● Requirement: Report how many lines hold the string "RSTIN". Give the number and nothing else.

★ ★ ★ ★ ★

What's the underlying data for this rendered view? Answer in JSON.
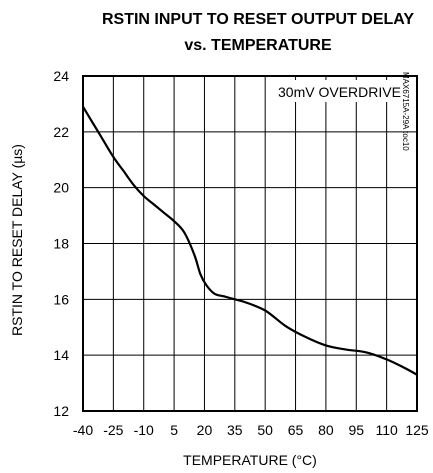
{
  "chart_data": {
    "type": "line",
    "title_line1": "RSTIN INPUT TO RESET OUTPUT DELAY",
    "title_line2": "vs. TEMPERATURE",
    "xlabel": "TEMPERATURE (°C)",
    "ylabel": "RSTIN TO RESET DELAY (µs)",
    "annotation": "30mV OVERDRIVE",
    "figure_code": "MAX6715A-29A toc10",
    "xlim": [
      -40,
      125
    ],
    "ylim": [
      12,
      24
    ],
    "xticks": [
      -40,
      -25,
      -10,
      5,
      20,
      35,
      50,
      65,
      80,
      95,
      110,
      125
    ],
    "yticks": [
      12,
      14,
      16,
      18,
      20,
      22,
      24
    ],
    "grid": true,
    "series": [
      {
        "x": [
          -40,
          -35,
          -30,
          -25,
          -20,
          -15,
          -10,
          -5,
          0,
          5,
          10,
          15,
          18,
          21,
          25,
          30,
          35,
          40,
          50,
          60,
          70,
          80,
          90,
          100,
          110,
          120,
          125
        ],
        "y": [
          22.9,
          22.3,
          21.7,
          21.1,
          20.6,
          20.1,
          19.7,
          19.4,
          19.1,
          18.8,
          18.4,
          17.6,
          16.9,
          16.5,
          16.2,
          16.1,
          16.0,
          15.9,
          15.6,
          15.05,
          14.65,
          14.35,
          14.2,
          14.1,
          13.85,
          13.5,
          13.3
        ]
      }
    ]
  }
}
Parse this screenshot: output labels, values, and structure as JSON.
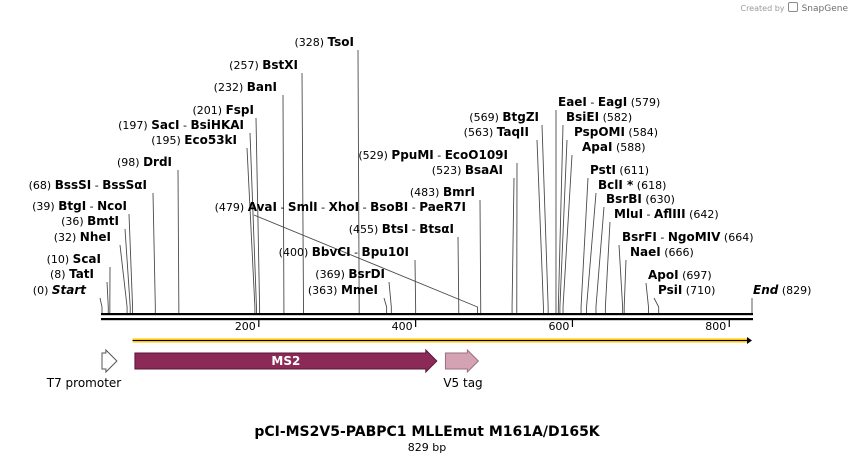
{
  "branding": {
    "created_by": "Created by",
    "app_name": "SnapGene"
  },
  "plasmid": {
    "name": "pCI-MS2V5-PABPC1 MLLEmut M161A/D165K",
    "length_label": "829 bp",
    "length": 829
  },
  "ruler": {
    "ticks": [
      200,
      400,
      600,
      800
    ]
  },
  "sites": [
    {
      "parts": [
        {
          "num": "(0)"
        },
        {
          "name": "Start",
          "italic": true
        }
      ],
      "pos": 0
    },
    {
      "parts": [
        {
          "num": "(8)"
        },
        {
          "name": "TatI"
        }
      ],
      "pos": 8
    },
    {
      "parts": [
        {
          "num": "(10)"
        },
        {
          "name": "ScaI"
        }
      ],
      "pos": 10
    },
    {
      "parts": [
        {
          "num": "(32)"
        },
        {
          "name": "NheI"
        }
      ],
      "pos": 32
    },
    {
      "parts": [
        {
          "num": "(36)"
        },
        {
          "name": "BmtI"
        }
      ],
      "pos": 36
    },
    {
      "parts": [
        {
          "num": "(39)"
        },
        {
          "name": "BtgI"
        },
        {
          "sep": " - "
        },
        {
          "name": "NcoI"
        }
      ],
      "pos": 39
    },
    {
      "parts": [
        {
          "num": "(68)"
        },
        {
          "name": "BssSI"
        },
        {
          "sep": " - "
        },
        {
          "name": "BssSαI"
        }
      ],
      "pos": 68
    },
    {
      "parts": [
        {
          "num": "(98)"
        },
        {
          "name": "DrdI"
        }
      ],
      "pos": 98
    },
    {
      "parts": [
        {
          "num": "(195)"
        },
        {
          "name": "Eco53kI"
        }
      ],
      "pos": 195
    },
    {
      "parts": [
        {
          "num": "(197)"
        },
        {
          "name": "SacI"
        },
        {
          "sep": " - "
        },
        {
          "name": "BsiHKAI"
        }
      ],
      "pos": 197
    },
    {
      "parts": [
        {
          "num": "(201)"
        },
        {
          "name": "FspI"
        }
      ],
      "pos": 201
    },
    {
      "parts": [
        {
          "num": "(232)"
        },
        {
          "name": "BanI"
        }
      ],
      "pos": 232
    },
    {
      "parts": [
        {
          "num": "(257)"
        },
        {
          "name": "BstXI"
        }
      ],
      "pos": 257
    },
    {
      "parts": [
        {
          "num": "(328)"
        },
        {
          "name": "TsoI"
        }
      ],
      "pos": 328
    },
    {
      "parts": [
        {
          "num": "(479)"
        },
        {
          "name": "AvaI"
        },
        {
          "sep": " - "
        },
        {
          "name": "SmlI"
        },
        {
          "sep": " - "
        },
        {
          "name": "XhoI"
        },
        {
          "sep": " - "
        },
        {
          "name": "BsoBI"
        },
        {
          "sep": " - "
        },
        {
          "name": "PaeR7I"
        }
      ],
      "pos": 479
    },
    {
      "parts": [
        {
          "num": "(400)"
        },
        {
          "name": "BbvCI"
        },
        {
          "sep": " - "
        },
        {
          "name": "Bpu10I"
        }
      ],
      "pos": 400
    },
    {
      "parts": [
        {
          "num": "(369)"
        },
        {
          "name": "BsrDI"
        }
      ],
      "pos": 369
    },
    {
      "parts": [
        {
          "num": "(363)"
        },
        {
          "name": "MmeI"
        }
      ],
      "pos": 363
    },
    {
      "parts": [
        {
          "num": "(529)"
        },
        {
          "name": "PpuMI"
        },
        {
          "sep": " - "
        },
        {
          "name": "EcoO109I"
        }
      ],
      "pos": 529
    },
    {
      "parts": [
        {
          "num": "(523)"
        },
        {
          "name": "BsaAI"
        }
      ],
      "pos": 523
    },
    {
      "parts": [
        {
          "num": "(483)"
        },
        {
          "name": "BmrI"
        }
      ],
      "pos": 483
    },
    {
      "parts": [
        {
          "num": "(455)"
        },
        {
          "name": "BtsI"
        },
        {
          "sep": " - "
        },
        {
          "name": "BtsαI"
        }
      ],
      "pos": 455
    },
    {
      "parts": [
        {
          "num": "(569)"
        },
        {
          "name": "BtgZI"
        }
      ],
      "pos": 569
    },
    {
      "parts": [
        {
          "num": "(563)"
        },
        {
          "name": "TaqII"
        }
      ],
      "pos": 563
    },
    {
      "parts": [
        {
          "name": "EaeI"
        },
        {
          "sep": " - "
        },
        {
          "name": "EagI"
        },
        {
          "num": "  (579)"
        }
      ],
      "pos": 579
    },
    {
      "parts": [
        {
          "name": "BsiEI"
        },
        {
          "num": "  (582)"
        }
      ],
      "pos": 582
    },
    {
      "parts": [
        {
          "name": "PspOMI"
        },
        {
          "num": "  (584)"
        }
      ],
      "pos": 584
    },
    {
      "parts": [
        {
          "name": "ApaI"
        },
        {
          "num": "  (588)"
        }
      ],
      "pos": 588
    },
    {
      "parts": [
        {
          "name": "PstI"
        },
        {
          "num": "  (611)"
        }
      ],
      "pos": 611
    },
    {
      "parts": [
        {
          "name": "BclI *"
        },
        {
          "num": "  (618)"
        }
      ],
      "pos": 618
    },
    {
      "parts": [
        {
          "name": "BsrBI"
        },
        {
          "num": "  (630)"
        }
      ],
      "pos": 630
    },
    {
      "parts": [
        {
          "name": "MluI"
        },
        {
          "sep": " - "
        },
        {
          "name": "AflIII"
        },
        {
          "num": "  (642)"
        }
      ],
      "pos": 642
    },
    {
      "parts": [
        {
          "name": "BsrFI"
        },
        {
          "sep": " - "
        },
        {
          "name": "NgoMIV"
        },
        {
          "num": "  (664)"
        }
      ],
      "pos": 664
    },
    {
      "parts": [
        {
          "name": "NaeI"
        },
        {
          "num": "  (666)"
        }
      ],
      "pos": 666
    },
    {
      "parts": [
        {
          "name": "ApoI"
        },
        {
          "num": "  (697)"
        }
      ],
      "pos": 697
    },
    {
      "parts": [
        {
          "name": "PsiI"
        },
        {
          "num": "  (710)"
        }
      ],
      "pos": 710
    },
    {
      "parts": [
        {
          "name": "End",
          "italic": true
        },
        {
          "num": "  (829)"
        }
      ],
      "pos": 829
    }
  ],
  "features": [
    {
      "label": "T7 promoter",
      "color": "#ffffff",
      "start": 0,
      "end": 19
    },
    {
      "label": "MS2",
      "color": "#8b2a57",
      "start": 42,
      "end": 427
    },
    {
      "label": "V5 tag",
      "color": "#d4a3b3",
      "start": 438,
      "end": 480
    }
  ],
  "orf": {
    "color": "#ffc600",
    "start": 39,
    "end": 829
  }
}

★ ★ ★ ★ ★

● Answer to this exercise: 2